___ RECORDS SUPPLIED ___
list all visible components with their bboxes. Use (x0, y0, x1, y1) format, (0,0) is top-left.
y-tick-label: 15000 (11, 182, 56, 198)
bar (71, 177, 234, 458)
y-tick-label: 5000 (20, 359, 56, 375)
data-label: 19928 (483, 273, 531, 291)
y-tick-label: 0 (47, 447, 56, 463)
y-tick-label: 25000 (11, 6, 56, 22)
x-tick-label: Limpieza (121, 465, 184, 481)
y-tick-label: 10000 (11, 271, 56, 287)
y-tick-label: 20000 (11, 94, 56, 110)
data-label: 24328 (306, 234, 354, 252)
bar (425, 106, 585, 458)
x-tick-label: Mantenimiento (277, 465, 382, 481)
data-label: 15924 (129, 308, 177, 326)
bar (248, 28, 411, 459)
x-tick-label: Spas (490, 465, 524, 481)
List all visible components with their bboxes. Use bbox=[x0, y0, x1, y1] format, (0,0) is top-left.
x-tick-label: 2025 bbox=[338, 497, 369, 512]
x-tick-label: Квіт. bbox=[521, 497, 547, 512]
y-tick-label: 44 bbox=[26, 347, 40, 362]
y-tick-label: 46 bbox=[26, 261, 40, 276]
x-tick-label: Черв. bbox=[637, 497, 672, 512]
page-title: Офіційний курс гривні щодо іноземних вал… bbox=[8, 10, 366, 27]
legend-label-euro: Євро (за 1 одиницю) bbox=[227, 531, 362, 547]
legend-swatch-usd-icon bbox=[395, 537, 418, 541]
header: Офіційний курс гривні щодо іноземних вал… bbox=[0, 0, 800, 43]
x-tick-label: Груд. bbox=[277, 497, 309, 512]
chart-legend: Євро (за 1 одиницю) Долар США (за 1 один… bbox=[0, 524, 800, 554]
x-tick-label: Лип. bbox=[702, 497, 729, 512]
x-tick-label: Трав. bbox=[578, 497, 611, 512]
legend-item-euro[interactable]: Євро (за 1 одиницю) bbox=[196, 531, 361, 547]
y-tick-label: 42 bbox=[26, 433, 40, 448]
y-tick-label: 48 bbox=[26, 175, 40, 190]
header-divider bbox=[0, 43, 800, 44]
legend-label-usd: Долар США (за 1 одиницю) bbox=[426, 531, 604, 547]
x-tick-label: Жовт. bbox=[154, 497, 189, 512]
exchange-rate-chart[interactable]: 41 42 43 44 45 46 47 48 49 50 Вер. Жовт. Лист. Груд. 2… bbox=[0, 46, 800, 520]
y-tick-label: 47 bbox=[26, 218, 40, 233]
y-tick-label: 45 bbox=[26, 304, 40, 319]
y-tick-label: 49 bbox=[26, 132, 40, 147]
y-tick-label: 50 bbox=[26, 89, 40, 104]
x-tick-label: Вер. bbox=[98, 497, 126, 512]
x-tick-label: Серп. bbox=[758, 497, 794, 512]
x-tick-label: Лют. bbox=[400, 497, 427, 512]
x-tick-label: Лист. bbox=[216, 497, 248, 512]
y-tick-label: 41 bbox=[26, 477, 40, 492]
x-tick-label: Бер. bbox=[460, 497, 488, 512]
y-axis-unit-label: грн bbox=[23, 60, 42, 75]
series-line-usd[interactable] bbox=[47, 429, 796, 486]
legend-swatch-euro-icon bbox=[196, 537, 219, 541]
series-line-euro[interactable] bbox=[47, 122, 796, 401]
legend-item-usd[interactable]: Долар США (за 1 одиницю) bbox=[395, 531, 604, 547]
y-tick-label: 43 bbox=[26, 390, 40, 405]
___
**THE PROBLEM**
Rewrite the entries above as a numbered list with one line per item, leaving out any blank lines.

**ANSWER TO THE TASK**
1. list all visible components with their bboxes. Use (x0, y0, x1, y1) format, (0,0) is top-left.
2. y-tick-label: 15000 (11, 182, 56, 198)
3. bar (71, 177, 234, 458)
4. y-tick-label: 5000 (20, 359, 56, 375)
5. data-label: 19928 (483, 273, 531, 291)
6. y-tick-label: 0 (47, 447, 56, 463)
7. y-tick-label: 25000 (11, 6, 56, 22)
8. x-tick-label: Limpieza (121, 465, 184, 481)
9. y-tick-label: 10000 (11, 271, 56, 287)
10. y-tick-label: 20000 (11, 94, 56, 110)
11. data-label: 24328 (306, 234, 354, 252)
12. bar (425, 106, 585, 458)
13. x-tick-label: Mantenimiento (277, 465, 382, 481)
14. data-label: 15924 (129, 308, 177, 326)
15. bar (248, 28, 411, 459)
16. x-tick-label: Spas (490, 465, 524, 481)
17. List all visible components with their bboxes. Use bbox=[x0, y0, x1, y1] format, (0,0) is top-left.
18. x-tick-label: 2025 bbox=[338, 497, 369, 512]
19. x-tick-label: Квіт. bbox=[521, 497, 547, 512]
20. y-tick-label: 44 bbox=[26, 347, 40, 362]
21. y-tick-label: 46 bbox=[26, 261, 40, 276]
22. x-tick-label: Черв. bbox=[637, 497, 672, 512]
23. page-title: Офіційний курс гривні щодо іноземних вал… bbox=[8, 10, 366, 27]
24. legend-label-euro: Євро (за 1 одиницю) bbox=[227, 531, 362, 547]
25. legend-swatch-usd-icon bbox=[395, 537, 418, 541]
26. header: Офіційний курс гривні щодо іноземних вал… bbox=[0, 0, 800, 43]
27. x-tick-label: Груд. bbox=[277, 497, 309, 512]
28. chart-legend: Євро (за 1 одиницю) Долар США (за 1 один… bbox=[0, 524, 800, 554]
29. x-tick-label: Лип. bbox=[702, 497, 729, 512]
30. x-tick-label: Трав. bbox=[578, 497, 611, 512]
31. legend-item-euro[interactable]: Євро (за 1 одиницю) bbox=[196, 531, 361, 547]
32. y-tick-label: 42 bbox=[26, 433, 40, 448]
33. y-tick-label: 48 bbox=[26, 175, 40, 190]
34. header-divider bbox=[0, 43, 800, 44]
35. legend-label-usd: Долар США (за 1 одиницю) bbox=[426, 531, 604, 547]
36. x-tick-label: Жовт. bbox=[154, 497, 189, 512]
37. exchange-rate-chart[interactable]: 41 42 43 44 45 46 47 48 49 50 Вер. Жовт. Лист. Груд. 2… bbox=[0, 46, 800, 520]
38. y-tick-label: 47 bbox=[26, 218, 40, 233]
39. y-tick-label: 45 bbox=[26, 304, 40, 319]
40. y-tick-label: 49 bbox=[26, 132, 40, 147]
41. y-tick-label: 50 bbox=[26, 89, 40, 104]
42. x-tick-label: Вер. bbox=[98, 497, 126, 512]
43. x-tick-label: Серп. bbox=[758, 497, 794, 512]
44. x-tick-label: Лют. bbox=[400, 497, 427, 512]
45. x-tick-label: Лист. bbox=[216, 497, 248, 512]
46. y-tick-label: 41 bbox=[26, 477, 40, 492]
47. x-tick-label: Бер. bbox=[460, 497, 488, 512]
48. y-axis-unit-label: грн bbox=[23, 60, 42, 75]
49. series-line-usd[interactable] bbox=[47, 429, 796, 486]
50. legend-swatch-euro-icon bbox=[196, 537, 219, 541]
51. series-line-euro[interactable] bbox=[47, 122, 796, 401]
52. legend-item-usd[interactable]: Долар США (за 1 одиницю) bbox=[395, 531, 604, 547]
53. y-tick-label: 43 bbox=[26, 390, 40, 405]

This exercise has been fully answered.